**Short exercise:** Repeat word for word every line of the material from the line containing "sidebar-section-title: Mi Buk" up to and including the line containing "caret-down-icon [1027,192,1036,197]".

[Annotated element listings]
========

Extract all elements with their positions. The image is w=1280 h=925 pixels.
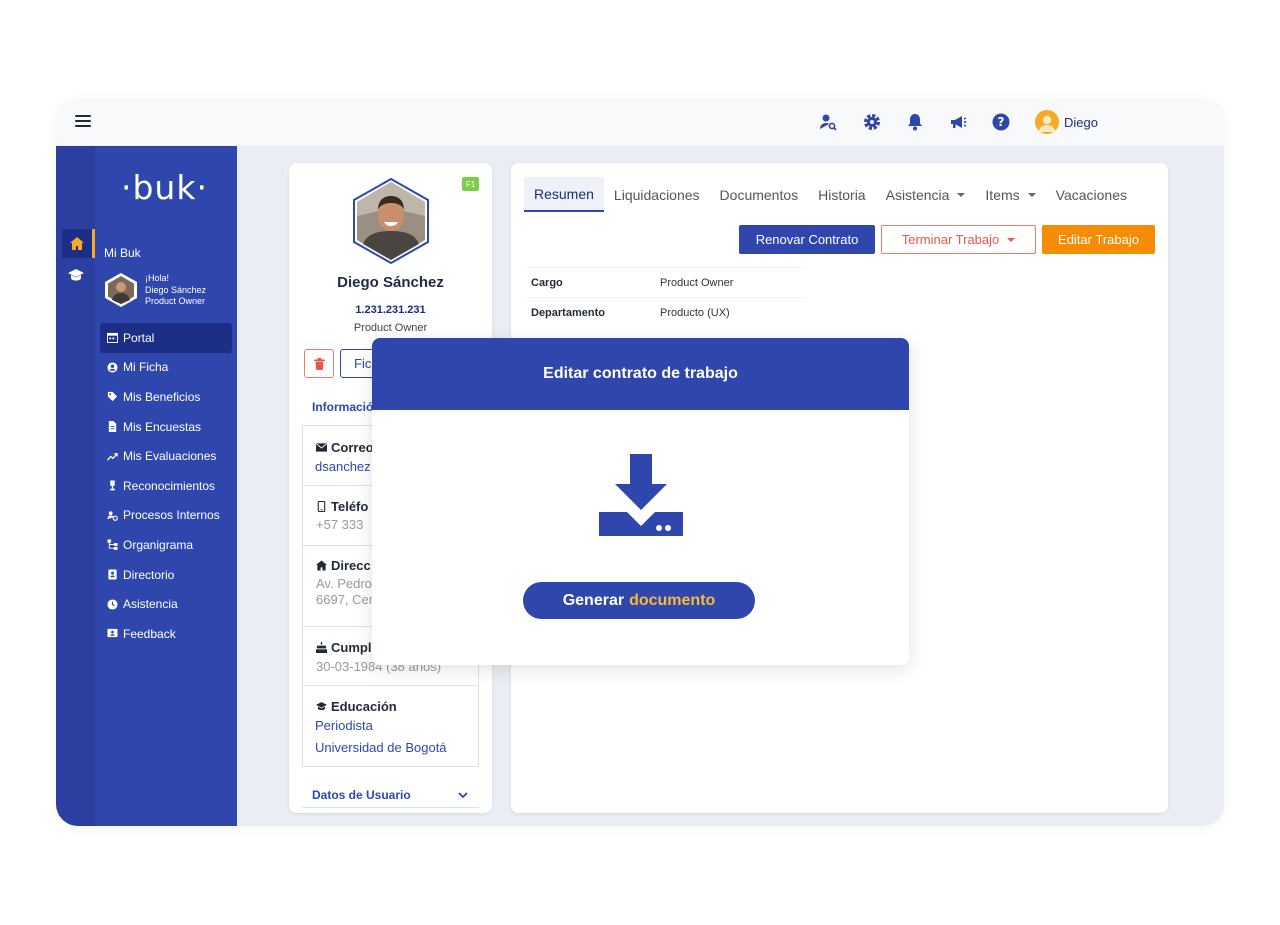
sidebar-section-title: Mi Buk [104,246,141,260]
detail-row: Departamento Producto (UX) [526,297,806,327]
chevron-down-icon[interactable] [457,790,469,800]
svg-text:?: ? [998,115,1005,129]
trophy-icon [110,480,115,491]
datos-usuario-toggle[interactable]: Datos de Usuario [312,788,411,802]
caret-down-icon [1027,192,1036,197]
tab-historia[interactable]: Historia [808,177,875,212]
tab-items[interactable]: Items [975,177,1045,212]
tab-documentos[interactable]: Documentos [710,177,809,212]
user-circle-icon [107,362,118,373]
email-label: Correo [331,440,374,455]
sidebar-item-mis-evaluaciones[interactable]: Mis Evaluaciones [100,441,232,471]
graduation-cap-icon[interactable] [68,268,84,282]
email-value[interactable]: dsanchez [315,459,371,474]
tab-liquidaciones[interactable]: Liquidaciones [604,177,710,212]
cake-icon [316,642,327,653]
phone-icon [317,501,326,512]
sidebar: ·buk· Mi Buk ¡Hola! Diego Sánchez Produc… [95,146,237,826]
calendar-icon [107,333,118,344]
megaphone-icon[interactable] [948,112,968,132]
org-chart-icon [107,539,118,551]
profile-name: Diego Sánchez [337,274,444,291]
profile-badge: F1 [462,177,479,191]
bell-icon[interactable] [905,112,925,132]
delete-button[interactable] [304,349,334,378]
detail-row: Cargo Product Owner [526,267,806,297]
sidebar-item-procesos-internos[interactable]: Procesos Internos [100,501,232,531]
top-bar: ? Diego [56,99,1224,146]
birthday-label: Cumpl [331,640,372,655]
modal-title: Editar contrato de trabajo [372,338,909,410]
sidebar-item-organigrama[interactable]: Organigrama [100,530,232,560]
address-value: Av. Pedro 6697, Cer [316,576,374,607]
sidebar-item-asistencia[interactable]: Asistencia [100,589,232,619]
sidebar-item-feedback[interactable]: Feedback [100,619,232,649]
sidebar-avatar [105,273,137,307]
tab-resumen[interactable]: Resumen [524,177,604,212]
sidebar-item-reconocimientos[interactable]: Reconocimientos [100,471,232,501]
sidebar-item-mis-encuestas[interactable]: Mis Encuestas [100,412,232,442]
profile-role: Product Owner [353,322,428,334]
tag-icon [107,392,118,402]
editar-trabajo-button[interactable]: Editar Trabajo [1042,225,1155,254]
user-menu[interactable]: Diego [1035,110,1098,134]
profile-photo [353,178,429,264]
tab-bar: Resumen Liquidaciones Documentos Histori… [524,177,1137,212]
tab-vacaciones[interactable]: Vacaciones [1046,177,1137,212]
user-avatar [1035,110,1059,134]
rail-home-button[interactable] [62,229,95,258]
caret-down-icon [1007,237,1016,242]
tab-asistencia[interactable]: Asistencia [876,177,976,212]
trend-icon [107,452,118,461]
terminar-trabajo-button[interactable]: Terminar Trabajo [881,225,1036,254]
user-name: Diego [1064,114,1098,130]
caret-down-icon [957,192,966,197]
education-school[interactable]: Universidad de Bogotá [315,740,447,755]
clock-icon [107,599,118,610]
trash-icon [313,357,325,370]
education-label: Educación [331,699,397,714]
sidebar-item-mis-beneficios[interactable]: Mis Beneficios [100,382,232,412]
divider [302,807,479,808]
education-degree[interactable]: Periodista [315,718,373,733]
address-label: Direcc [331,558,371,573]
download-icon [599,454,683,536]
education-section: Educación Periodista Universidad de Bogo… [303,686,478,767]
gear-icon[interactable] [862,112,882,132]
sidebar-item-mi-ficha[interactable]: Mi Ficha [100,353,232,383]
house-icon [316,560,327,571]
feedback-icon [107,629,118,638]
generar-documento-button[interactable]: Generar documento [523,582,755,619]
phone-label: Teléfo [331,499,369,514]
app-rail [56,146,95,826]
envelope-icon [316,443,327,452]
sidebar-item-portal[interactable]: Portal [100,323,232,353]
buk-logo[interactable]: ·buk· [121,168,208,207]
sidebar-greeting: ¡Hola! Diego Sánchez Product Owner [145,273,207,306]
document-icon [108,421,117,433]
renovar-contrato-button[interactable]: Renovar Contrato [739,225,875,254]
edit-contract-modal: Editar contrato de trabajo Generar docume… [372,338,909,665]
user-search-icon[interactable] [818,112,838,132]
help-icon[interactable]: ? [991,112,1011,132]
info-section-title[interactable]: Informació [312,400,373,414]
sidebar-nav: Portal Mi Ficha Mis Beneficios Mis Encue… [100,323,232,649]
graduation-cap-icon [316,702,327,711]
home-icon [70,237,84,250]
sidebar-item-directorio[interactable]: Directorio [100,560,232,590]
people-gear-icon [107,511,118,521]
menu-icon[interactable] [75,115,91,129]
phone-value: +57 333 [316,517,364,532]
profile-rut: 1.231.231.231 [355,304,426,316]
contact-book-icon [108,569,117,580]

========

**Task output:**
sidebar-section-title: Mi Buk [104,246,141,260]
detail-row: Departamento Producto (UX) [526,297,806,327]
chevron-down-icon[interactable] [457,790,469,800]
svg-text:?: ? [998,115,1005,129]
trophy-icon [110,480,115,491]
datos-usuario-toggle[interactable]: Datos de Usuario [312,788,411,802]
caret-down-icon [1027,192,1036,197]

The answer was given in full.